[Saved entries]

* begin *

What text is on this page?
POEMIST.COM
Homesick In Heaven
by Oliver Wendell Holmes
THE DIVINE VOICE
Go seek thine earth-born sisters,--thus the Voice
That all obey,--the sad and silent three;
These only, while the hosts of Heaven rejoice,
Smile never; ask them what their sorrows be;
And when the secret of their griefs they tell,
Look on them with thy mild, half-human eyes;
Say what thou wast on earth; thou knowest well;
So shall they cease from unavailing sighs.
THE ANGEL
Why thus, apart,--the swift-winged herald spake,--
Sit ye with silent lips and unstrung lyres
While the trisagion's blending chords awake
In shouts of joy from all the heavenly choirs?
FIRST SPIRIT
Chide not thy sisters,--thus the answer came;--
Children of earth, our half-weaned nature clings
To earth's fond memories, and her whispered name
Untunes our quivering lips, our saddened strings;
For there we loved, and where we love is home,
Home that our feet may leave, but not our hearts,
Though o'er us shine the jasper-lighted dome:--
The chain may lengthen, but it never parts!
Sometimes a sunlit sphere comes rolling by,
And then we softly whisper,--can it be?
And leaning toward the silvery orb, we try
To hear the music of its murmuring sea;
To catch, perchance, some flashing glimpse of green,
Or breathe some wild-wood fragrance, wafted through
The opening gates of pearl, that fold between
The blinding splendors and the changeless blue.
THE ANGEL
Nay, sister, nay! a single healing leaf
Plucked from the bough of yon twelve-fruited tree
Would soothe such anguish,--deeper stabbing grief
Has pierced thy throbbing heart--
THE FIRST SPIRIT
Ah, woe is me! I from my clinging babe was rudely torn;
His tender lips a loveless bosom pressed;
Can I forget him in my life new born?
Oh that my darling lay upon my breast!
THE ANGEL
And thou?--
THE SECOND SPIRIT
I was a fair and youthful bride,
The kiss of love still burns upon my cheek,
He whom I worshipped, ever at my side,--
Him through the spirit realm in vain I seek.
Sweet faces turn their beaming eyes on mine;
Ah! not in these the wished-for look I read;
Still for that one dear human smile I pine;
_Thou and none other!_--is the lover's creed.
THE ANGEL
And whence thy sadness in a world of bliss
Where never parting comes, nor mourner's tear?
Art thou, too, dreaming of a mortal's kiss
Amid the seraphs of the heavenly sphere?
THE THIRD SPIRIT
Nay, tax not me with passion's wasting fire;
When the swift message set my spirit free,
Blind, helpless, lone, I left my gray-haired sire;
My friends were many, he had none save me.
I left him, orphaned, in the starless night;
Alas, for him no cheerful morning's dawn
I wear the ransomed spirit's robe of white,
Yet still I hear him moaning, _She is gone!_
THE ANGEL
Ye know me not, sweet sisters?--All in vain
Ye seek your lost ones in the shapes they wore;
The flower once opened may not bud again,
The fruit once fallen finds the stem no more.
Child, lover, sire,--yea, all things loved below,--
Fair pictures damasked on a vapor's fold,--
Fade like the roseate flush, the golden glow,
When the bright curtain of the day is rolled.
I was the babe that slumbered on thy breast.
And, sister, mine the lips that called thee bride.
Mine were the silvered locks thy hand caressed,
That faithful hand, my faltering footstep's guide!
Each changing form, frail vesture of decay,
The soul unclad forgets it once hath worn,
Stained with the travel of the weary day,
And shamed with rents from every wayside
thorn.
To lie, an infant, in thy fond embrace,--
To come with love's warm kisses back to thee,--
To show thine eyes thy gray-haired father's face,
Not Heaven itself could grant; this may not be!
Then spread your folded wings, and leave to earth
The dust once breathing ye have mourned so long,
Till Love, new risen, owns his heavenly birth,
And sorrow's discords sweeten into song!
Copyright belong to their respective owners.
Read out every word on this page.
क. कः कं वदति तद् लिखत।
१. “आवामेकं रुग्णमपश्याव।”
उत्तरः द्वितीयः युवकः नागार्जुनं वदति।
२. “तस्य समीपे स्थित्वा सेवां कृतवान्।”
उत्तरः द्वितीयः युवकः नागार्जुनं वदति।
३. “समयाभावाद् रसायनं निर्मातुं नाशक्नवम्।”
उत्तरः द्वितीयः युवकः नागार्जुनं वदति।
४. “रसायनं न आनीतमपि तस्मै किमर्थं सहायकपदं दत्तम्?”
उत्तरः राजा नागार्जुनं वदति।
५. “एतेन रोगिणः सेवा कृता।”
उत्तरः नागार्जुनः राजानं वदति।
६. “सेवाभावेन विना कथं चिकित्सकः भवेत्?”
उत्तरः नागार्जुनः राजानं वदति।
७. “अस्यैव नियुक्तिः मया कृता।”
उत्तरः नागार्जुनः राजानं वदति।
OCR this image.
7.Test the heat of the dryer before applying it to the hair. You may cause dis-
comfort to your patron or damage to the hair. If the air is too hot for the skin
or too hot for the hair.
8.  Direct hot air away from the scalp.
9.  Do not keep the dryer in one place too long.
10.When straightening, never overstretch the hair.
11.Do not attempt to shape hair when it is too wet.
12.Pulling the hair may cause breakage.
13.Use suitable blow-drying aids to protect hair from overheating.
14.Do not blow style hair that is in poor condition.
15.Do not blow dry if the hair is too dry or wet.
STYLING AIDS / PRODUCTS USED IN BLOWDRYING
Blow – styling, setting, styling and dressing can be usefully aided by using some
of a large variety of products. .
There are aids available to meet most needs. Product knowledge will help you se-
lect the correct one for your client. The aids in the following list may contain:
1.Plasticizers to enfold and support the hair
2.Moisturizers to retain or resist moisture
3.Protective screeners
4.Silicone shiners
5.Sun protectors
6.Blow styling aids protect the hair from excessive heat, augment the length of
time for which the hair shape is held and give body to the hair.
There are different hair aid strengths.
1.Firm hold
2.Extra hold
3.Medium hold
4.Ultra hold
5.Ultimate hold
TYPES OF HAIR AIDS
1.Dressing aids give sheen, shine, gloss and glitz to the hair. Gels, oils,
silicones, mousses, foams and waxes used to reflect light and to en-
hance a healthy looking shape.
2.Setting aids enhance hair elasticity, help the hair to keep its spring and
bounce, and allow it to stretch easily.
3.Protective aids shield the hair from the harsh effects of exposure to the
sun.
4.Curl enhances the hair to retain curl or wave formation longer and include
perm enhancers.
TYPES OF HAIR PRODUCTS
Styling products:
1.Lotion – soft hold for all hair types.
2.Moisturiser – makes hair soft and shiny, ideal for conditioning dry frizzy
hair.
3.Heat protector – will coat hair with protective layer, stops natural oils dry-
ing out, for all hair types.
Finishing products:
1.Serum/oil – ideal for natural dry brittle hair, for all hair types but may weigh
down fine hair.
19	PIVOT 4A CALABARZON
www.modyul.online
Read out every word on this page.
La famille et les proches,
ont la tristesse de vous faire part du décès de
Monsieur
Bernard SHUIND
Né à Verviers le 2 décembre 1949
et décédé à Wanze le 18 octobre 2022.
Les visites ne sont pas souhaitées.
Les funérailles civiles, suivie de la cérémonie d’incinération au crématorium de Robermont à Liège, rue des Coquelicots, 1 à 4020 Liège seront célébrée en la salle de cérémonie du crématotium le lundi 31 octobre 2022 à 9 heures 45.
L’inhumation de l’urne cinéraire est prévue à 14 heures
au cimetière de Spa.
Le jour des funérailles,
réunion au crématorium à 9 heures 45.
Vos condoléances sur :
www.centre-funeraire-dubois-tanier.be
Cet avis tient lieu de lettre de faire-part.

* end *

● **Short task**
Write down all the entries again without a single difference.

● **Expected answer**
What text is on this page?
POEMIST.COM
Homesick In Heaven
by Oliver Wendell Holmes
THE DIVINE VOICE
Go seek thine earth-born sisters,--thus the Voice
That all obey,--the sad and silent three;
These only, while the hosts of Heaven rejoice,
Smile never; ask them what their sorrows be;
And when the secret of their griefs they tell,
Look on them with thy mild, half-human eyes;
Say what thou wast on earth; thou knowest well;
So shall they cease from unavailing sighs.
THE ANGEL
Why thus, apart,--the swift-winged herald spake,--
Sit ye with silent lips and unstrung lyres
While the trisagion's blending chords awake
In shouts of joy from all the heavenly choirs?
FIRST SPIRIT
Chide not thy sisters,--thus the answer came;--
Children of earth, our half-weaned nature clings
To earth's fond memories, and her whispered name
Untunes our quivering lips, our saddened strings;
For there we loved, and where we love is home,
Home that our feet may leave, but not our hearts,
Though o'er us shine the jasper-lighted dome:--
The chain may lengthen, but it never parts!
Sometimes a sunlit sphere comes rolling by,
And then we softly whisper,--can it be?
And leaning toward the silvery orb, we try
To hear the music of its murmuring sea;
To catch, perchance, some flashing glimpse of green,
Or breathe some wild-wood fragrance, wafted through
The opening gates of pearl, that fold between
The blinding splendors and the changeless blue.
THE ANGEL
Nay, sister, nay! a single healing leaf
Plucked from the bough of yon twelve-fruited tree
Would soothe such anguish,--deeper stabbing grief
Has pierced thy throbbing heart--
THE FIRST SPIRIT
Ah, woe is me! I from my clinging babe was rudely torn;
His tender lips a loveless bosom pressed;
Can I forget him in my life new born?
Oh that my darling lay upon my breast!
THE ANGEL
And thou?--
THE SECOND SPIRIT
I was a fair and youthful bride,
The kiss of love still burns upon my cheek,
He whom I worshipped, ever at my side,--
Him through the spirit realm in vain I seek.
Sweet faces turn their beaming eyes on mine;
Ah! not in these the wished-for look I read;
Still for that one dear human smile I pine;
_Thou and none other!_--is the lover's creed.
THE ANGEL
And whence thy sadness in a world of bliss
Where never parting comes, nor mourner's tear?
Art thou, too, dreaming of a mortal's kiss
Amid the seraphs of the heavenly sphere?
THE THIRD SPIRIT
Nay, tax not me with passion's wasting fire;
When the swift message set my spirit free,
Blind, helpless, lone, I left my gray-haired sire;
My friends were many, he had none save me.
I left him, orphaned, in the starless night;
Alas, for him no cheerful morning's dawn
I wear the ransomed spirit's robe of white,
Yet still I hear him moaning, _She is gone!_
THE ANGEL
Ye know me not, sweet sisters?--All in vain
Ye seek your lost ones in the shapes they wore;
The flower once opened may not bud again,
The fruit once fallen finds the stem no more.
Child, lover, sire,--yea, all things loved below,--
Fair pictures damasked on a vapor's fold,--
Fade like the roseate flush, the golden glow,
When the bright curtain of the day is rolled.
I was the babe that slumbered on thy breast.
And, sister, mine the lips that called thee bride.
Mine were the silvered locks thy hand caressed,
That faithful hand, my faltering footstep's guide!
Each changing form, frail vesture of decay,
The soul unclad forgets it once hath worn,
Stained with the travel of the weary day,
And shamed with rents from every wayside
thorn.
To lie, an infant, in thy fond embrace,--
To come with love's warm kisses back to thee,--
To show thine eyes thy gray-haired father's face,
Not Heaven itself could grant; this may not be!
Then spread your folded wings, and leave to earth
The dust once breathing ye have mourned so long,
Till Love, new risen, owns his heavenly birth,
And sorrow's discords sweeten into song!
Copyright belong to their respective owners.
Read out every word on this page.
क. कः कं वदति तद् लिखत।
१. “आवामेकं रुग्णमपश्याव।”
उत्तरः द्वितीयः युवकः नागार्जुनं वदति।
२. “तस्य समीपे स्थित्वा सेवां कृतवान्।”
उत्तरः द्वितीयः युवकः नागार्जुनं वदति।
३. “समयाभावाद् रसायनं निर्मातुं नाशक्नवम्।”
उत्तरः द्वितीयः युवकः नागार्जुनं वदति।
४. “रसायनं न आनीतमपि तस्मै किमर्थं सहायकपदं दत्तम्?”
उत्तरः राजा नागार्जुनं वदति।
५. “एतेन रोगिणः सेवा कृता।”
उत्तरः नागार्जुनः राजानं वदति।
६. “सेवाभावेन विना कथं चिकित्सकः भवेत्?”
उत्तरः नागार्जुनः राजानं वदति।
७. “अस्यैव नियुक्तिः मया कृता।”
उत्तरः नागार्जुनः राजानं वदति।
OCR this image.
7.Test the heat of the dryer before applying it to the hair. You may cause dis-
comfort to your patron or damage to the hair. If the air is too hot for the skin
or too hot for the hair.
8.  Direct hot air away from the scalp.
9.  Do not keep the dryer in one place too long.
10.When straightening, never overstretch the hair.
11.Do not attempt to shape hair when it is too wet.
12.Pulling the hair may cause breakage.
13.Use suitable blow-drying aids to protect hair from overheating.
14.Do not blow style hair that is in poor condition.
15.Do not blow dry if the hair is too dry or wet.
STYLING AIDS / PRODUCTS USED IN BLOWDRYING
Blow – styling, setting, styling and dressing can be usefully aided by using some
of a large variety of products. .
There are aids available to meet most needs. Product knowledge will help you se-
lect the correct one for your client. The aids in the following list may contain:
1.Plasticizers to enfold and support the hair
2.Moisturizers to retain or resist moisture
3.Protective screeners
4.Silicone shiners
5.Sun protectors
6.Blow styling aids protect the hair from excessive heat, augment the length of
time for which the hair shape is held and give body to the hair.
There are different hair aid strengths.
1.Firm hold
2.Extra hold
3.Medium hold
4.Ultra hold
5.Ultimate hold
TYPES OF HAIR AIDS
1.Dressing aids give sheen, shine, gloss and glitz to the hair. Gels, oils,
silicones, mousses, foams and waxes used to reflect light and to en-
hance a healthy looking shape.
2.Setting aids enhance hair elasticity, help the hair to keep its spring and
bounce, and allow it to stretch easily.
3.Protective aids shield the hair from the harsh effects of exposure to the
sun.
4.Curl enhances the hair to retain curl or wave formation longer and include
perm enhancers.
TYPES OF HAIR PRODUCTS
Styling products:
1.Lotion – soft hold for all hair types.
2.Moisturiser – makes hair soft and shiny, ideal for conditioning dry frizzy
hair.
3.Heat protector – will coat hair with protective layer, stops natural oils dry-
ing out, for all hair types.
Finishing products:
1.Serum/oil – ideal for natural dry brittle hair, for all hair types but may weigh
down fine hair.
19	PIVOT 4A CALABARZON
www.modyul.online
Read out every word on this page.
La famille et les proches,
ont la tristesse de vous faire part du décès de
Monsieur
Bernard SHUIND
Né à Verviers le 2 décembre 1949
et décédé à Wanze le 18 octobre 2022.
Les visites ne sont pas souhaitées.
Les funérailles civiles, suivie de la cérémonie d’incinération au crématorium de Robermont à Liège, rue des Coquelicots, 1 à 4020 Liège seront célébrée en la salle de cérémonie du crématotium le lundi 31 octobre 2022 à 9 heures 45.
L’inhumation de l’urne cinéraire est prévue à 14 heures
au cimetière de Spa.
Le jour des funérailles,
réunion au crématorium à 9 heures 45.
Vos condoléances sur :
www.centre-funeraire-dubois-tanier.be
Cet avis tient lieu de lettre de faire-part.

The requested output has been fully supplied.